──────── Provided information

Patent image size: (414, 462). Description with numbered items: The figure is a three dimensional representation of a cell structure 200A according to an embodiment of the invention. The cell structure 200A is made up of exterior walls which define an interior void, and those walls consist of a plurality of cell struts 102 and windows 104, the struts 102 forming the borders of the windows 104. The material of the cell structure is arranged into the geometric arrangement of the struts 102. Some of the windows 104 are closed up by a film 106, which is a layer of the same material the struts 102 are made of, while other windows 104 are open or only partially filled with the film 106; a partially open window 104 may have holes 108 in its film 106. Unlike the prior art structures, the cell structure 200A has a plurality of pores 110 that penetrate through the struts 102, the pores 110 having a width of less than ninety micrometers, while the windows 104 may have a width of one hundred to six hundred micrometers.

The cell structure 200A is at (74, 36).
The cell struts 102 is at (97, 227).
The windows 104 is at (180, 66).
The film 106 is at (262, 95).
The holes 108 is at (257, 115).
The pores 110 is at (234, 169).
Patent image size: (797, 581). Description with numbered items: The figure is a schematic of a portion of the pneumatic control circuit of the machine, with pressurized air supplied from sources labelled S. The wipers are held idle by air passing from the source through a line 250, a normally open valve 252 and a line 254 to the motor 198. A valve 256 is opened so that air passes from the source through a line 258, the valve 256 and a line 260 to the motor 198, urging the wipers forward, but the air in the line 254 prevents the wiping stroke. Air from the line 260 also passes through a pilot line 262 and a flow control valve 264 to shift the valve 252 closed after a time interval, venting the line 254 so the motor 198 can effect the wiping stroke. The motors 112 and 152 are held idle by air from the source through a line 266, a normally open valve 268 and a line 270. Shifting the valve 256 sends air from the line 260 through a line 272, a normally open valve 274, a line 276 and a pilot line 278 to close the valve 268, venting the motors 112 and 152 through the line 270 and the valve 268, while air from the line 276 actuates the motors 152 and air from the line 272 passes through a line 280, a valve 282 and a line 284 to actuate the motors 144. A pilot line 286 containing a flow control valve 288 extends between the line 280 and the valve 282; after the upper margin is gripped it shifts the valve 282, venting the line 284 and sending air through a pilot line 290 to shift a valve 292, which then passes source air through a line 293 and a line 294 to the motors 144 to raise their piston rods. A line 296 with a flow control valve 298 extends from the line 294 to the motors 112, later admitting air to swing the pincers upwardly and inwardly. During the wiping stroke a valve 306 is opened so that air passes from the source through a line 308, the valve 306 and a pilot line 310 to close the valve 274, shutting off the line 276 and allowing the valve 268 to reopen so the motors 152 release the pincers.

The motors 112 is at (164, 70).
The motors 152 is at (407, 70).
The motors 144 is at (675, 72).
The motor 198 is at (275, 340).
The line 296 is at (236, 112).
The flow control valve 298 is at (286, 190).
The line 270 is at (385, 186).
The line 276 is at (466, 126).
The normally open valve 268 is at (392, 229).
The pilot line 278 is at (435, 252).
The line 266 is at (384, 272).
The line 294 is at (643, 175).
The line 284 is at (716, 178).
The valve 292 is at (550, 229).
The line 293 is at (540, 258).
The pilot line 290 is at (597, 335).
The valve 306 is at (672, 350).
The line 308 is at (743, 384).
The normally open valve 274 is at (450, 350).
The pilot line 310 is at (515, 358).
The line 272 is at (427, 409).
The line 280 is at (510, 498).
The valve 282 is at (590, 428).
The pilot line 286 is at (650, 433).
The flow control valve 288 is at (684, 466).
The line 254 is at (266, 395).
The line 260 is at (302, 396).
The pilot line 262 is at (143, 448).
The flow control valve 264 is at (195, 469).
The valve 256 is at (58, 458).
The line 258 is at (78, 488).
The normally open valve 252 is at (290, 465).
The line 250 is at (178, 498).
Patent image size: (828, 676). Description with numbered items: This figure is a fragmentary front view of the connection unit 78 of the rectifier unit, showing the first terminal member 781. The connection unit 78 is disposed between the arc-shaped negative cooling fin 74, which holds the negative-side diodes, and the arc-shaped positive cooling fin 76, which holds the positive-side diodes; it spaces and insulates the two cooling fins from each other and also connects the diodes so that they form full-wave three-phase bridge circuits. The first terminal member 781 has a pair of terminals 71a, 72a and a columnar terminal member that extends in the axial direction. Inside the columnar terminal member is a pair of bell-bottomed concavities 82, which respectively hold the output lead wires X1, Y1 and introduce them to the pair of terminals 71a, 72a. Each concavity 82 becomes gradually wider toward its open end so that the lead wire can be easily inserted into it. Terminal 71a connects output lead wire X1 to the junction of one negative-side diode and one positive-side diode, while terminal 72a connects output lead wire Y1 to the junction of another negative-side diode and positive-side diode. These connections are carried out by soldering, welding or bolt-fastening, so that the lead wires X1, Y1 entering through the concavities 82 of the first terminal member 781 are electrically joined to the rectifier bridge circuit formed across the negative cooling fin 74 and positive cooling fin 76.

────────────────

= What you need to do =
Rewrite all of the material above as a numbered list, one line per item, leaving out any blank lines.

= Correct result =
1. Patent image size: (414, 462). Description with numbered items: The figure is a three dimensional representation of a cell structure 200A according to an embodiment of the invention. The cell structure 200A is made up of exterior walls which define an interior void, and those walls consist of a plurality of cell struts 102 and windows 104, the struts 102 forming the borders of the windows 104. The material of the cell structure is arranged into the geometric arrangement of the struts 102. Some of the windows 104 are closed up by a film 106, which is a layer of the same material the struts 102 are made of, while other windows 104 are open or only partially filled with the film 106; a partially open window 104 may have holes 108 in its film 106. Unlike the prior art structures, the cell structure 200A has a plurality of pores 110 that penetrate through the struts 102, the pores 110 having a width of less than ninety micrometers, while the windows 104 may have a width of one hundred to six hundred micrometers.
2. The cell structure 200A is at (74, 36).
3. The cell struts 102 is at (97, 227).
4. The windows 104 is at (180, 66).
5. The film 106 is at (262, 95).
6. The holes 108 is at (257, 115).
7. The pores 110 is at (234, 169).
8. Patent image size: (797, 581). Description with numbered items: The figure is a schematic of a portion of the pneumatic control circuit of the machine, with pressurized air supplied from sources labelled S. The wipers are held idle by air passing from the source through a line 250, a normally open valve 252 and a line 254 to the motor 198. A valve 256 is opened so that air passes from the source through a line 258, the valve 256 and a line 260 to the motor 198, urging the wipers forward, but the air in the line 254 prevents the wiping stroke. Air from the line 260 also passes through a pilot line 262 and a flow control valve 264 to shift the valve 252 closed after a time interval, venting the line 254 so the motor 198 can effect the wiping stroke. The motors 112 and 152 are held idle by air from the source through a line 266, a normally open valve 268 and a line 270. Shifting the valve 256 sends air from the line 260 through a line 272, a normally open valve 274, a line 276 and a pilot line 278 to close the valve 268, venting the motors 112 and 152 through the line 270 and the valve 268, while air from the line 276 actuates the motors 152 and air from the line 272 passes through a line 280, a valve 282 and a line 284 to actuate the motors 144. A pilot line 286 containing a flow control valve 288 extends between the line 280 and the valve 282; after the upper margin is gripped it shifts the valve 282, venting the line 284 and sending air through a pilot line 290 to shift a valve 292, which then passes source air through a line 293 and a line 294 to the motors 144 to raise their piston rods. A line 296 with a flow control valve 298 extends from the line 294 to the motors 112, later admitting air to swing the pincers upwardly and inwardly. During the wiping stroke a valve 306 is opened so that air passes from the source through a line 308, the valve 306 and a pilot line 310 to close the valve 274, shutting off the line 276 and allowing the valve 268 to reopen so the motors 152 release the pincers.
9. The motors 112 is at (164, 70).
10. The motors 152 is at (407, 70).
11. The motors 144 is at (675, 72).
12. The motor 198 is at (275, 340).
13. The line 296 is at (236, 112).
14. The flow control valve 298 is at (286, 190).
15. The line 270 is at (385, 186).
16. The line 276 is at (466, 126).
17. The normally open valve 268 is at (392, 229).
18. The pilot line 278 is at (435, 252).
19. The line 266 is at (384, 272).
20. The line 294 is at (643, 175).
21. The line 284 is at (716, 178).
22. The valve 292 is at (550, 229).
23. The line 293 is at (540, 258).
24. The pilot line 290 is at (597, 335).
25. The valve 306 is at (672, 350).
26. The line 308 is at (743, 384).
27. The normally open valve 274 is at (450, 350).
28. The pilot line 310 is at (515, 358).
29. The line 272 is at (427, 409).
30. The line 280 is at (510, 498).
31. The valve 282 is at (590, 428).
32. The pilot line 286 is at (650, 433).
33. The flow control valve 288 is at (684, 466).
34. The line 254 is at (266, 395).
35. The line 260 is at (302, 396).
36. The pilot line 262 is at (143, 448).
37. The flow control valve 264 is at (195, 469).
38. The valve 256 is at (58, 458).
39. The line 258 is at (78, 488).
40. The normally open valve 252 is at (290, 465).
41. The line 250 is at (178, 498).
42. Patent image size: (828, 676). Description with numbered items: This figure is a fragmentary front view of the connection unit 78 of the rectifier unit, showing the first terminal member 781. The connection unit 78 is disposed between the arc-shaped negative cooling fin 74, which holds the negative-side diodes, and the arc-shaped positive cooling fin 76, which holds the positive-side diodes; it spaces and insulates the two cooling fins from each other and also connects the diodes so that they form full-wave three-phase bridge circuits. The first terminal member 781 has a pair of terminals 71a, 72a and a columnar terminal member that extends in the axial direction. Inside the columnar terminal member is a pair of bell-bottomed concavities 82, which respectively hold the output lead wires X1, Y1 and introduce them to the pair of terminals 71a, 72a. Each concavity 82 becomes gradually wider toward its open end so that the lead wire can be easily inserted into it. Terminal 71a connects output lead wire X1 to the junction of one negative-side diode and one positive-side diode, while terminal 72a connects output lead wire Y1 to the junction of another negative-side diode and positive-side diode. These connections are carried out by soldering, welding or bolt-fastening, so that the lead wires X1, Y1 entering through the concavities 82 of the first terminal member 781 are electrically joined to the rectifier bridge circuit formed across the negative cooling fin 74 and positive cooling fin 76.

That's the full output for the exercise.